— What to work on —
Only a number is wanted. Count the lines holding the string "商务印书馆".

— Dataset —
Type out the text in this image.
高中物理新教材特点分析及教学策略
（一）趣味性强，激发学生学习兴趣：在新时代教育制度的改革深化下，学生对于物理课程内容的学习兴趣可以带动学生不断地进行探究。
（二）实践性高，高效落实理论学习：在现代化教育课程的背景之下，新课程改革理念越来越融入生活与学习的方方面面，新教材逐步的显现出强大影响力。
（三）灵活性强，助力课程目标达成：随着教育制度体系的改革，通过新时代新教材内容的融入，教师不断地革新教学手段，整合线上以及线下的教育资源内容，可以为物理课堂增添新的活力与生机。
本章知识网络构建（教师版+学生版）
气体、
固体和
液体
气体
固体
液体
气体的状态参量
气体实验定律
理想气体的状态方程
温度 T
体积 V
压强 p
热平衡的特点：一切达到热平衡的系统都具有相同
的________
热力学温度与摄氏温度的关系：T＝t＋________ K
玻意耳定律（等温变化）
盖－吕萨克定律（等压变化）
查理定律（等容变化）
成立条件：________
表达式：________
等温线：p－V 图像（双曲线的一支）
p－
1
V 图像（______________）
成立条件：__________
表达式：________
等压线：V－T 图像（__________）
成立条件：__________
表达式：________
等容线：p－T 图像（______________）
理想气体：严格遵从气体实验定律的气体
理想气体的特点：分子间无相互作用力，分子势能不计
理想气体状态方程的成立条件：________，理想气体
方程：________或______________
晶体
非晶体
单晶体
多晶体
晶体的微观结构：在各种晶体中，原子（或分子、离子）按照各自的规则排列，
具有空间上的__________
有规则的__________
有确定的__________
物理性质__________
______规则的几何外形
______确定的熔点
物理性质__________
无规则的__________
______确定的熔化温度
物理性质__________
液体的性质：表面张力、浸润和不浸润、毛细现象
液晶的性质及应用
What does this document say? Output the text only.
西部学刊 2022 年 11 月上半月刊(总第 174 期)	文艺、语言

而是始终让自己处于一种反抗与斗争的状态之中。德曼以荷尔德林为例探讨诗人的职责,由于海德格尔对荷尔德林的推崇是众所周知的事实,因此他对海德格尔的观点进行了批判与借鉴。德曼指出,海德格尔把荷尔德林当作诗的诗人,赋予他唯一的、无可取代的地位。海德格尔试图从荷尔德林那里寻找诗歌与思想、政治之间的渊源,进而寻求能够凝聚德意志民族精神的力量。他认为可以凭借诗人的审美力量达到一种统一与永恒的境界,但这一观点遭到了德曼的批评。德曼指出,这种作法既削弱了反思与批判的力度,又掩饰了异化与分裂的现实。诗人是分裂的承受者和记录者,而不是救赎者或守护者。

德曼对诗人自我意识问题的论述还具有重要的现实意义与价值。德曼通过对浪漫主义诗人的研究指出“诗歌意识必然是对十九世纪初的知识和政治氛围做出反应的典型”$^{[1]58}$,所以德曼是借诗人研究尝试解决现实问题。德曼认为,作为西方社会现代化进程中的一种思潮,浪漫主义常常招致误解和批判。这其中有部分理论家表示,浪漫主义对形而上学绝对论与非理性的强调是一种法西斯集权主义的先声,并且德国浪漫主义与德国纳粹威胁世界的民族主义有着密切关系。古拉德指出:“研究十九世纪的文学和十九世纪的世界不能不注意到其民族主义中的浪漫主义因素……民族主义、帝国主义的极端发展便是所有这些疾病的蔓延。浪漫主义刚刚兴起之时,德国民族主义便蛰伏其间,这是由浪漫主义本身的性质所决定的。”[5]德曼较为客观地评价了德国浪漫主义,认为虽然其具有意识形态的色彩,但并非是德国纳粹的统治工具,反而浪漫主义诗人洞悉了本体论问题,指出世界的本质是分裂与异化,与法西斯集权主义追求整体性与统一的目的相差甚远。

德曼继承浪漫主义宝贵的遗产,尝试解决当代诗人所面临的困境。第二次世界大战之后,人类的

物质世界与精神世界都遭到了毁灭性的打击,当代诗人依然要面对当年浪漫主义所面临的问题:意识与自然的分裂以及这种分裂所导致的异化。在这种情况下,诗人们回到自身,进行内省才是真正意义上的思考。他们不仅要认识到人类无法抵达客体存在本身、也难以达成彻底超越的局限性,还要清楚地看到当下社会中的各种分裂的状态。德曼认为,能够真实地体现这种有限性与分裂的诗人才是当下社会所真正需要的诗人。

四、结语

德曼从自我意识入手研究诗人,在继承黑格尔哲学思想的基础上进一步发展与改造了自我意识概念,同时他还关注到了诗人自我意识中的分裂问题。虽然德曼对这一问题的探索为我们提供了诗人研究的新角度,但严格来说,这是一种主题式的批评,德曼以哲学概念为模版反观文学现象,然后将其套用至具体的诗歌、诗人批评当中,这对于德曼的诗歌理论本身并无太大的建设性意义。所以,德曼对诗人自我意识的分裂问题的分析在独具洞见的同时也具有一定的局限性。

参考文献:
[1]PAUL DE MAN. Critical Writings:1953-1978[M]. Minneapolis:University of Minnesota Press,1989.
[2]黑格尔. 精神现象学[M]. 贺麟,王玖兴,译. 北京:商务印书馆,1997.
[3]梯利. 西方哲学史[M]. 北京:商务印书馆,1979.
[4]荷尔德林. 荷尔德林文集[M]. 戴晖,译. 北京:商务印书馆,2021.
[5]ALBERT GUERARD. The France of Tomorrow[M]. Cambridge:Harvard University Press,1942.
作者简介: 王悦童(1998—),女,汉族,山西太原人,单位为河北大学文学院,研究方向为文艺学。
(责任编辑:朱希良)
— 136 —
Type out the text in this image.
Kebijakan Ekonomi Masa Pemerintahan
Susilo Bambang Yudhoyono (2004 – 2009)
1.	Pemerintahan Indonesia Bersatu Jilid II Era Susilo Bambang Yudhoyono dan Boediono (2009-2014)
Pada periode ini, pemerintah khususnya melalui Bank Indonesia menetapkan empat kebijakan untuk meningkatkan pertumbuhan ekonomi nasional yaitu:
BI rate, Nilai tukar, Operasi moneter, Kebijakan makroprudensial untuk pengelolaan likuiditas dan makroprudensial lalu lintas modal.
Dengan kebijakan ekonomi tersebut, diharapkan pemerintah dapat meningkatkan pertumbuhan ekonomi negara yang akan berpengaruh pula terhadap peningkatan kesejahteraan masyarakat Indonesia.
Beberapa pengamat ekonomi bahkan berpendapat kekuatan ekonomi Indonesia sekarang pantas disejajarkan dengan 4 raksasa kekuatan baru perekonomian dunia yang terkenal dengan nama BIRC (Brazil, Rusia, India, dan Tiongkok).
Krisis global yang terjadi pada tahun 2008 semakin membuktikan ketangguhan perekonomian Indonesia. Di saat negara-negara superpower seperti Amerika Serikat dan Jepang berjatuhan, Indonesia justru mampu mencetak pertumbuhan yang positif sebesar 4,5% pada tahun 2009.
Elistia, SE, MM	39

— The solution —
3